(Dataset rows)
---------------

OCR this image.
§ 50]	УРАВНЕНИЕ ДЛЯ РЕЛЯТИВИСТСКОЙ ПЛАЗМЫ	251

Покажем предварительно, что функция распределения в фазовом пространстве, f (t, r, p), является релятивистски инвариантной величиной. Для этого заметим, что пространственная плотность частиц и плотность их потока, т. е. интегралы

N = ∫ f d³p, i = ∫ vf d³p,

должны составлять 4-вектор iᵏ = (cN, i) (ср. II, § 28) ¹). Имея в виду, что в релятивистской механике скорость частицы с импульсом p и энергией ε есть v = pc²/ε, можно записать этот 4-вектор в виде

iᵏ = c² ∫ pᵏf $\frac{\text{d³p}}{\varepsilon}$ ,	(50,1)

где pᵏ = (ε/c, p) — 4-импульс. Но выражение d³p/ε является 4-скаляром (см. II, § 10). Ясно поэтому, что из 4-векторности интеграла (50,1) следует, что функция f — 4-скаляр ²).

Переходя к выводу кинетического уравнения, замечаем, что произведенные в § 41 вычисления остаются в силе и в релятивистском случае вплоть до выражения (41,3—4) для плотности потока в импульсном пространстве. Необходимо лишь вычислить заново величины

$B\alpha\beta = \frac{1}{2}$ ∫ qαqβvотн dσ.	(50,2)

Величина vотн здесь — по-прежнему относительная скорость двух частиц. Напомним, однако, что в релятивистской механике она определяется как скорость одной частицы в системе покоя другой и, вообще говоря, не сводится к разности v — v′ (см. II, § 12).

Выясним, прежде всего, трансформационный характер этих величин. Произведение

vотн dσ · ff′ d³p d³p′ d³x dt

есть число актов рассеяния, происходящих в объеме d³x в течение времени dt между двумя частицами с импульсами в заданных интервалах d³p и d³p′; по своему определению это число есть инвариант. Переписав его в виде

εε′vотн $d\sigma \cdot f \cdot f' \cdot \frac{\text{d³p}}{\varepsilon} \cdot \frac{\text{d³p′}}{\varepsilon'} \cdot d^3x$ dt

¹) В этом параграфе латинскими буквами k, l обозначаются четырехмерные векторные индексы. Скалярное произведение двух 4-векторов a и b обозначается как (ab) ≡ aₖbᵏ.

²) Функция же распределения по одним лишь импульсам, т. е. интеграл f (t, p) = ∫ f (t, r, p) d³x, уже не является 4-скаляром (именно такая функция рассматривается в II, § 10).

---------------

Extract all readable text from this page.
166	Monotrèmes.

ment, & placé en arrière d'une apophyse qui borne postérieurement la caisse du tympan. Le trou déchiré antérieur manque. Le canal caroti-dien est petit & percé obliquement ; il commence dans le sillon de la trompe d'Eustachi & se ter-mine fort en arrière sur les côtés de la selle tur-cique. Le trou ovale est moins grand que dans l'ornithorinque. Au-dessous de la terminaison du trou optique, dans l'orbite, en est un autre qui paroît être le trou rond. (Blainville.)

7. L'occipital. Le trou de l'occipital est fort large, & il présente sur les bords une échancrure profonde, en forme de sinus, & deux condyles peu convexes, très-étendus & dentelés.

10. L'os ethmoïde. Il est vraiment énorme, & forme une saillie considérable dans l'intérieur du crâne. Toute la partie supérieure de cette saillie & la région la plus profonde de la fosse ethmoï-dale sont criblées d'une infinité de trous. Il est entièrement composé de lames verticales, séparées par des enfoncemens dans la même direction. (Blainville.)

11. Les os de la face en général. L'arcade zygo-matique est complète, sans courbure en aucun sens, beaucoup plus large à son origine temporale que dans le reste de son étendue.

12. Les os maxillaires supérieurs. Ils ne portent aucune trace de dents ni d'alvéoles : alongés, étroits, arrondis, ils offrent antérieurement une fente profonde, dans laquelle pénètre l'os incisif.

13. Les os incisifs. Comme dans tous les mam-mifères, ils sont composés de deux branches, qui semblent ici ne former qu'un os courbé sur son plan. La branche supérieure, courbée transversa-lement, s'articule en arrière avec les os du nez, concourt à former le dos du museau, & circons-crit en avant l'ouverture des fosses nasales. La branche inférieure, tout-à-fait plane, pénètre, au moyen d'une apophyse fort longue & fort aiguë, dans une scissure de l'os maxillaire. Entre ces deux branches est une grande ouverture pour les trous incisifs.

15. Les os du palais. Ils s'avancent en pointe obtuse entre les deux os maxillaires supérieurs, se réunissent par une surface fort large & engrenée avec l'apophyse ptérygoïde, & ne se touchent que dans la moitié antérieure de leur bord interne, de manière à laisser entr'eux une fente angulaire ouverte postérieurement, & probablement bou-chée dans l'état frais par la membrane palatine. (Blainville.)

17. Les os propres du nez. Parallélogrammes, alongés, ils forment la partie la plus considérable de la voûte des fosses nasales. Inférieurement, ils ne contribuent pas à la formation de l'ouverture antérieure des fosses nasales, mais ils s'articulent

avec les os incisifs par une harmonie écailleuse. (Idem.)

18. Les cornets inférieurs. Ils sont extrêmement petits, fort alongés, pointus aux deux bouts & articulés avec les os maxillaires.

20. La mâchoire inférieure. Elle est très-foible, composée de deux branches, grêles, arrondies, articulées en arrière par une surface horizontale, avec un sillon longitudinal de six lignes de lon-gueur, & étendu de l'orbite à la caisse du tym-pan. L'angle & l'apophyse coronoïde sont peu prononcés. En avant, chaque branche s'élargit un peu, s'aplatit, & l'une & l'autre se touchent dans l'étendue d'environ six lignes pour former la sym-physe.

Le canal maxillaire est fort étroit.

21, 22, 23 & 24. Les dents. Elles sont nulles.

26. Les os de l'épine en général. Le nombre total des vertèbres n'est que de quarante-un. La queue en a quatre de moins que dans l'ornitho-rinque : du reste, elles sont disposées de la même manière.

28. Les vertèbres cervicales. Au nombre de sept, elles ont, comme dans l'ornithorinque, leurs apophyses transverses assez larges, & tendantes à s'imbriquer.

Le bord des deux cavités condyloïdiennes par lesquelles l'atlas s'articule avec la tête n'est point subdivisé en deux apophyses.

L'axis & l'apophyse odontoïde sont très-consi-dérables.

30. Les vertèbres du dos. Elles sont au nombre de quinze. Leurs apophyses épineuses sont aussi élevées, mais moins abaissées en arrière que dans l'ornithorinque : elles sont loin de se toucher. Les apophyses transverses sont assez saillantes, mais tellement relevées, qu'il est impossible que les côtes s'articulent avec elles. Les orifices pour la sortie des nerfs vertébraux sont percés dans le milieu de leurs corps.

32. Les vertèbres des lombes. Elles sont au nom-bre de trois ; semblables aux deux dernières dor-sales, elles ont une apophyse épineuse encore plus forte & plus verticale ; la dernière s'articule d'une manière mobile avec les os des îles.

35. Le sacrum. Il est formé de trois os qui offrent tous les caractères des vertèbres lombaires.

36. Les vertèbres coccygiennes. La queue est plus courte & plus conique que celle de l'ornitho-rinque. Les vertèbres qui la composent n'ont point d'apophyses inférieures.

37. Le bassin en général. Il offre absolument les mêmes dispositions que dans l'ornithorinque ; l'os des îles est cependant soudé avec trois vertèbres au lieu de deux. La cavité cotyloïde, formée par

---------------

▸ **Work to do**
Scan the listing above. Collect all lines with the word "frac".

▸ **Solution for this exercise**
iᵏ = c² ∫ pᵏf $\frac{\text{d³p}}{\varepsilon}$ ,	(50,1)
$B\alpha\beta = \frac{1}{2}$ ∫ qαqβvотн dσ.	(50,2)
εε′vотн $d\sigma \cdot f \cdot f' \cdot \frac{\text{d³p}}{\varepsilon} \cdot \frac{\text{d³p′}}{\varepsilon'} \cdot d^3x$ dt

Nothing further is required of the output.